====== EXTRACTED DATA ======

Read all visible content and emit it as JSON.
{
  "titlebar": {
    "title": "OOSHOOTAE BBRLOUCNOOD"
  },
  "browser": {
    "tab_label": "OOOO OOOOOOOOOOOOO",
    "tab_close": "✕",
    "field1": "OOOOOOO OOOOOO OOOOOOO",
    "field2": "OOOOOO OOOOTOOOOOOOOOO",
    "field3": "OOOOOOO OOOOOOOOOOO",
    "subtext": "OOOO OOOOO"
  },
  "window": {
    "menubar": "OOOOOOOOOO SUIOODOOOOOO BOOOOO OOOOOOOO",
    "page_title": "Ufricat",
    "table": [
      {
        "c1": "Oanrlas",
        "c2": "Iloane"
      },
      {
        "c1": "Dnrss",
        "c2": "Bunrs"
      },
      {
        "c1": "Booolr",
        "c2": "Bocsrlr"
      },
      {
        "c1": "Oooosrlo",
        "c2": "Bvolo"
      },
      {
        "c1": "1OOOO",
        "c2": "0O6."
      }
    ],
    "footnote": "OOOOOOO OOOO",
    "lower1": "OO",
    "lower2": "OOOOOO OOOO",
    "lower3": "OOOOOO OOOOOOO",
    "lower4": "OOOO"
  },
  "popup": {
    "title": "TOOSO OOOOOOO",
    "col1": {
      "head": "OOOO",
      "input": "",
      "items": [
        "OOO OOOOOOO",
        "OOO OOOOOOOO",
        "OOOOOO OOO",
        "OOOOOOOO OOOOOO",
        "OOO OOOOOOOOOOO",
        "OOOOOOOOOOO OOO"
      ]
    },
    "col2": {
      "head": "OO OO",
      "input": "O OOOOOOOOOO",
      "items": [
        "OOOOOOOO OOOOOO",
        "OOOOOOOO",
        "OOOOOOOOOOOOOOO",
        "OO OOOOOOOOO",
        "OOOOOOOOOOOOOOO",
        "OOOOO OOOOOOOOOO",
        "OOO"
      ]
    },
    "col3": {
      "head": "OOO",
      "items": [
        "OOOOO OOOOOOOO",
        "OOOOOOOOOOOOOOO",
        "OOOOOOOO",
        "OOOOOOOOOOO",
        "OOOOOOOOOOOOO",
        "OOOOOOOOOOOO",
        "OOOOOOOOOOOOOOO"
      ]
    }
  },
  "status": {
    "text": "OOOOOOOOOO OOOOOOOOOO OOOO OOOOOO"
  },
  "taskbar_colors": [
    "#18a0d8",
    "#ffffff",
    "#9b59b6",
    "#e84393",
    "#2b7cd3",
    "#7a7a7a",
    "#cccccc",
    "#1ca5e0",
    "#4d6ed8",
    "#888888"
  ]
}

======

- PROBLEM
Transcribe all of the entries without altering anything.

- RESPONSE TO THE TASK
Read all visible content and emit it as JSON.
{
  "titlebar": {
    "title": "OOSHOOTAE BBRLOUCNOOD"
  },
  "browser": {
    "tab_label": "OOOO OOOOOOOOOOOOO",
    "tab_close": "✕",
    "field1": "OOOOOOO OOOOOO OOOOOOO",
    "field2": "OOOOOO OOOOTOOOOOOOOOO",
    "field3": "OOOOOOO OOOOOOOOOOO",
    "subtext": "OOOO OOOOO"
  },
  "window": {
    "menubar": "OOOOOOOOOO SUIOODOOOOOO BOOOOO OOOOOOOO",
    "page_title": "Ufricat",
    "table": [
      {
        "c1": "Oanrlas",
        "c2": "Iloane"
      },
      {
        "c1": "Dnrss",
        "c2": "Bunrs"
      },
      {
        "c1": "Booolr",
        "c2": "Bocsrlr"
      },
      {
        "c1": "Oooosrlo",
        "c2": "Bvolo"
      },
      {
        "c1": "1OOOO",
        "c2": "0O6."
      }
    ],
    "footnote": "OOOOOOO OOOO",
    "lower1": "OO",
    "lower2": "OOOOOO OOOO",
    "lower3": "OOOOOO OOOOOOO",
    "lower4": "OOOO"
  },
  "popup": {
    "title": "TOOSO OOOOOOO",
    "col1": {
      "head": "OOOO",
      "input": "",
      "items": [
        "OOO OOOOOOO",
        "OOO OOOOOOOO",
        "OOOOOO OOO",
        "OOOOOOOO OOOOOO",
        "OOO OOOOOOOOOOO",
        "OOOOOOOOOOO OOO"
      ]
    },
    "col2": {
      "head": "OO OO",
      "input": "O OOOOOOOOOO",
      "items": [
        "OOOOOOOO OOOOOO",
        "OOOOOOOO",
        "OOOOOOOOOOOOOOO",
        "OO OOOOOOOOO",
        "OOOOOOOOOOOOOOO",
        "OOOOO OOOOOOOOOO",
        "OOO"
      ]
    },
    "col3": {
      "head": "OOO",
      "items": [
        "OOOOO OOOOOOOO",
        "OOOOOOOOOOOOOOO",
        "OOOOOOOO",
        "OOOOOOOOOOO",
        "OOOOOOOOOOOOO",
        "OOOOOOOOOOOO",
        "OOOOOOOOOOOOOOO"
      ]
    }
  },
  "status": {
    "text": "OOOOOOOOOO OOOOOOOOOO OOOO OOOOOO"
  },
  "taskbar_colors": [
    "#18a0d8",
    "#ffffff",
    "#9b59b6",
    "#e84393",
    "#2b7cd3",
    "#7a7a7a",
    "#cccccc",
    "#1ca5e0",
    "#4d6ed8",
    "#888888"
  ]
}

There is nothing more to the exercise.